# SUPPLIED MATERIAL start

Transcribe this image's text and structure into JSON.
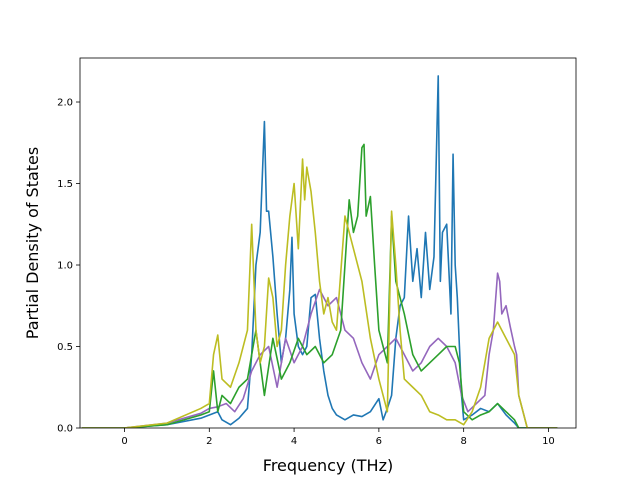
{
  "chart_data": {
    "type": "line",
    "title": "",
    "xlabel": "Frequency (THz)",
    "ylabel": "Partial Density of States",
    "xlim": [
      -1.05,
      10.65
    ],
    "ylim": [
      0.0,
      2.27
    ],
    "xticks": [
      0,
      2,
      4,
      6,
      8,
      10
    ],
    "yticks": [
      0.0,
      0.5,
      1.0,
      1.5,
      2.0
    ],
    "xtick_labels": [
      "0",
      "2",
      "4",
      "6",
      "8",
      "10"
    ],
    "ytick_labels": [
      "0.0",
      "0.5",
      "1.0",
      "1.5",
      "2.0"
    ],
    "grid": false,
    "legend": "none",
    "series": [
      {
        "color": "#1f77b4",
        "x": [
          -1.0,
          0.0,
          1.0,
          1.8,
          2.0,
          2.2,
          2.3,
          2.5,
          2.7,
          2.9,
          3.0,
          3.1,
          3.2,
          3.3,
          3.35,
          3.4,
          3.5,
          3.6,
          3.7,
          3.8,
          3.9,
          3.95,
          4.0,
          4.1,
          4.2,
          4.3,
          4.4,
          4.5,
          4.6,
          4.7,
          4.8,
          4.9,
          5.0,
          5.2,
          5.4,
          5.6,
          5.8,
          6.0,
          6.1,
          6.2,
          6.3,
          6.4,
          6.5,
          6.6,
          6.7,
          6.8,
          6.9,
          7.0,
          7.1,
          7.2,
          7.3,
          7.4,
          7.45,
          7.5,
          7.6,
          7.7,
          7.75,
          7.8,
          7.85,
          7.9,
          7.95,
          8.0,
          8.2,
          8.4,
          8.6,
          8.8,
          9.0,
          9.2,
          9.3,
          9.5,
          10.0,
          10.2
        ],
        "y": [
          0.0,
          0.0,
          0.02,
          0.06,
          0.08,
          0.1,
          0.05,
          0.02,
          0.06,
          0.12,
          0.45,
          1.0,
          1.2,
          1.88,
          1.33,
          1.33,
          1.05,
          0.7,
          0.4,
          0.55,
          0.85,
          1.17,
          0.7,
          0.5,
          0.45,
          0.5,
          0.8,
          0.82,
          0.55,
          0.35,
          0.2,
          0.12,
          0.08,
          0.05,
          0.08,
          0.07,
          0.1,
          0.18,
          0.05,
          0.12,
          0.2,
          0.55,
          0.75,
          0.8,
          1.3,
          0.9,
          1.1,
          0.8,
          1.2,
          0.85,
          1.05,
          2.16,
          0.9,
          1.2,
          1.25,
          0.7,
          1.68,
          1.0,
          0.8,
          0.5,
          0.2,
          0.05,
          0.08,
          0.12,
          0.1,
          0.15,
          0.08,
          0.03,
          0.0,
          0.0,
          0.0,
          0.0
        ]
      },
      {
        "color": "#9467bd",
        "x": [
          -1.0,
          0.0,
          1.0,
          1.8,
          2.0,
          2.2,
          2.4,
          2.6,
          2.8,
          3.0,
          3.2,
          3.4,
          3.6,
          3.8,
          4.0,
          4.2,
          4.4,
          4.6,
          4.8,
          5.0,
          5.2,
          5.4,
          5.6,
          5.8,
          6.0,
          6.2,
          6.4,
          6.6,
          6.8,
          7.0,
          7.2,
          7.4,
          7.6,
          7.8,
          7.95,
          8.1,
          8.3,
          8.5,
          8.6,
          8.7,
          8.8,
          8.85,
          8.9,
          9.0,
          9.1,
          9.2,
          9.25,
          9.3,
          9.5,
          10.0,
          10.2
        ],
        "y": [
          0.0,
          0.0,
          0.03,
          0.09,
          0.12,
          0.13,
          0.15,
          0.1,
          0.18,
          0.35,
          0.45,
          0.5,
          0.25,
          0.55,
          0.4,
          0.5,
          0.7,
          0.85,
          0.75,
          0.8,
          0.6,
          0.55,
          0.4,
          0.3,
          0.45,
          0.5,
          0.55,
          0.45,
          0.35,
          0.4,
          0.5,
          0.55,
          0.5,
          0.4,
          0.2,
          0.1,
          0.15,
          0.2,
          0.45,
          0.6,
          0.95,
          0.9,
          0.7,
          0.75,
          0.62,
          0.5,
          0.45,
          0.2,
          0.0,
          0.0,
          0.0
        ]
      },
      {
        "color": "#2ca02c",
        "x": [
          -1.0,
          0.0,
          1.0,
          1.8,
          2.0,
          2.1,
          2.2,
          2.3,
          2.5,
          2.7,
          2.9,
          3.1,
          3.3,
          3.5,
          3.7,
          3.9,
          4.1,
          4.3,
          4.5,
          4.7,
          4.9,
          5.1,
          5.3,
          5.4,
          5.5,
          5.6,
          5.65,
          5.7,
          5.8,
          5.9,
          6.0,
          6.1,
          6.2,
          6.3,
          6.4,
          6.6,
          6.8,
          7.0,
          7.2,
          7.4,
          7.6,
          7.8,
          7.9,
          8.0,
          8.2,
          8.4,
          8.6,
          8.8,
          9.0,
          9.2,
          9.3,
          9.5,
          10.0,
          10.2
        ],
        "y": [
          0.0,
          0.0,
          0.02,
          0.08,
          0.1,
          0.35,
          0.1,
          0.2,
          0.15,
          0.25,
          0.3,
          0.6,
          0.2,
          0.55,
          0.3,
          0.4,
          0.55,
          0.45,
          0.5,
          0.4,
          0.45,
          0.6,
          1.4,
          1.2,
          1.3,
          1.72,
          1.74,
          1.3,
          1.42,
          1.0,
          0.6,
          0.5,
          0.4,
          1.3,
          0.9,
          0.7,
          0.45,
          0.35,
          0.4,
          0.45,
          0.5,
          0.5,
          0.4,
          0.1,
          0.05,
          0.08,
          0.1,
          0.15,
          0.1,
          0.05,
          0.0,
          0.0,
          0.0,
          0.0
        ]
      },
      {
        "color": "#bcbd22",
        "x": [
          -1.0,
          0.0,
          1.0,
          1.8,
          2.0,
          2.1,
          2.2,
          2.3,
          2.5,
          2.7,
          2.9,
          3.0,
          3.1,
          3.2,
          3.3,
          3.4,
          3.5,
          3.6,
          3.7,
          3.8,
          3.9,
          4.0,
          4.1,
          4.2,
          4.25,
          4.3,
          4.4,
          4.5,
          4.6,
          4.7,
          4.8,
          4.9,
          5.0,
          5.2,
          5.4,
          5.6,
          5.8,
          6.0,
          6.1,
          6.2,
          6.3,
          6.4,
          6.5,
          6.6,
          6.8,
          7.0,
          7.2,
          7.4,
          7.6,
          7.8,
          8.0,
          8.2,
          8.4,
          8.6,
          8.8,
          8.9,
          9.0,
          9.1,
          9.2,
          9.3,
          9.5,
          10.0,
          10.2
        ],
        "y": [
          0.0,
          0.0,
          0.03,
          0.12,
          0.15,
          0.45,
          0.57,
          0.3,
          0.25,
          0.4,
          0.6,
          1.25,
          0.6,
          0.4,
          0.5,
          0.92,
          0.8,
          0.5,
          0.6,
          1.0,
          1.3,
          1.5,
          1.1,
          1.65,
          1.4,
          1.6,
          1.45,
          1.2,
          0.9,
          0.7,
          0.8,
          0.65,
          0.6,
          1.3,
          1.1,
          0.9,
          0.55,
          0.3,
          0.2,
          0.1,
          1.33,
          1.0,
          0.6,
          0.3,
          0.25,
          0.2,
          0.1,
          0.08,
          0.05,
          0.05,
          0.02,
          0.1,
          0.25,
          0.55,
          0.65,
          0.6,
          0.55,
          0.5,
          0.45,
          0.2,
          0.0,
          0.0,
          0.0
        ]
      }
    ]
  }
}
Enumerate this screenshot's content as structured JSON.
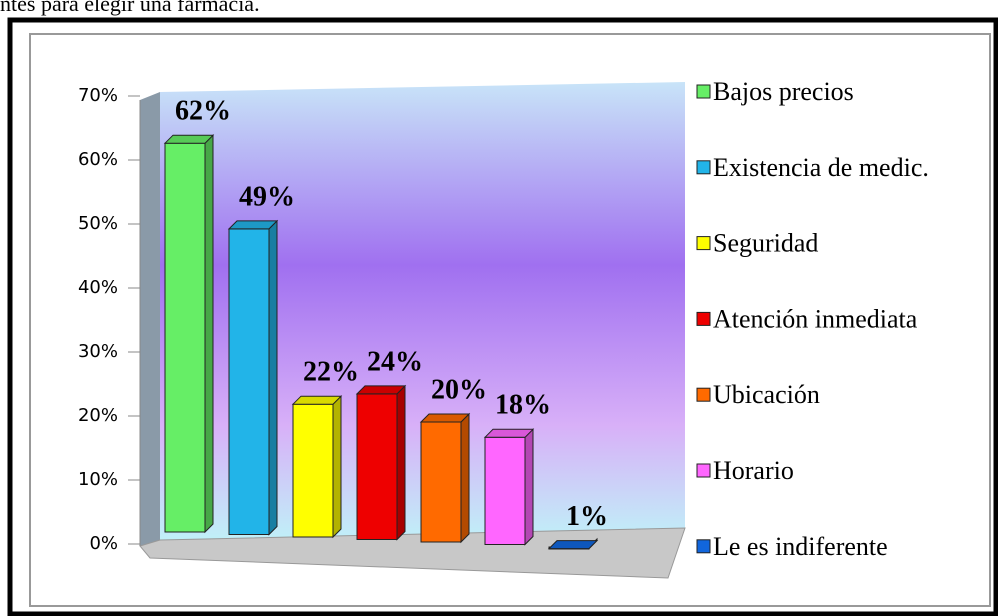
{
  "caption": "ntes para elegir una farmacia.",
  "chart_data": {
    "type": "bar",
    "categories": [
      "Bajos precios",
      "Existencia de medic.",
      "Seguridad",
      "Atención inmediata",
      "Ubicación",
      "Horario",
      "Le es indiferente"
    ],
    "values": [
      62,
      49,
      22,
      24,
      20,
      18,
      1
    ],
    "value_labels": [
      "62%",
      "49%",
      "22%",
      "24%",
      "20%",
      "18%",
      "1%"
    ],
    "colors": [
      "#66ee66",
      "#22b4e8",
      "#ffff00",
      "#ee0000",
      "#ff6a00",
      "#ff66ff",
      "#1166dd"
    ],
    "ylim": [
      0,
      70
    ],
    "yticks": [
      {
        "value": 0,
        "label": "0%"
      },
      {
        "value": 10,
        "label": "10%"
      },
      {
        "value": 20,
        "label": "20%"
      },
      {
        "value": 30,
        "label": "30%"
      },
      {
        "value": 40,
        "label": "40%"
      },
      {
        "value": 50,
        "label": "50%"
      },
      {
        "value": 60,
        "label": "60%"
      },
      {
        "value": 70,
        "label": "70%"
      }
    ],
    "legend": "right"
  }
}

# SUPPLIED MATERIAL end

# GIVEN INSTRUCTION
Beginning with the line containing "Enumerate this screenshot's" and ending with the last line of the material, output each line exactly; do not include pictures.

# SOLUTION TO THIS TASK
Enumerate this screenshot's content as structured JSON.
{
  "caption": "ntes para elegir una farmacia.",
  "chart_data": {
    "type": "bar",
    "categories": [
      "Bajos precios",
      "Existencia de medic.",
      "Seguridad",
      "Atención inmediata",
      "Ubicación",
      "Horario",
      "Le es indiferente"
    ],
    "values": [
      62,
      49,
      22,
      24,
      20,
      18,
      1
    ],
    "value_labels": [
      "62%",
      "49%",
      "22%",
      "24%",
      "20%",
      "18%",
      "1%"
    ],
    "colors": [
      "#66ee66",
      "#22b4e8",
      "#ffff00",
      "#ee0000",
      "#ff6a00",
      "#ff66ff",
      "#1166dd"
    ],
    "ylim": [
      0,
      70
    ],
    "yticks": [
      {
        "value": 0,
        "label": "0%"
      },
      {
        "value": 10,
        "label": "10%"
      },
      {
        "value": 20,
        "label": "20%"
      },
      {
        "value": 30,
        "label": "30%"
      },
      {
        "value": 40,
        "label": "40%"
      },
      {
        "value": 50,
        "label": "50%"
      },
      {
        "value": 60,
        "label": "60%"
      },
      {
        "value": 70,
        "label": "70%"
      }
    ],
    "legend": "right"
  }
}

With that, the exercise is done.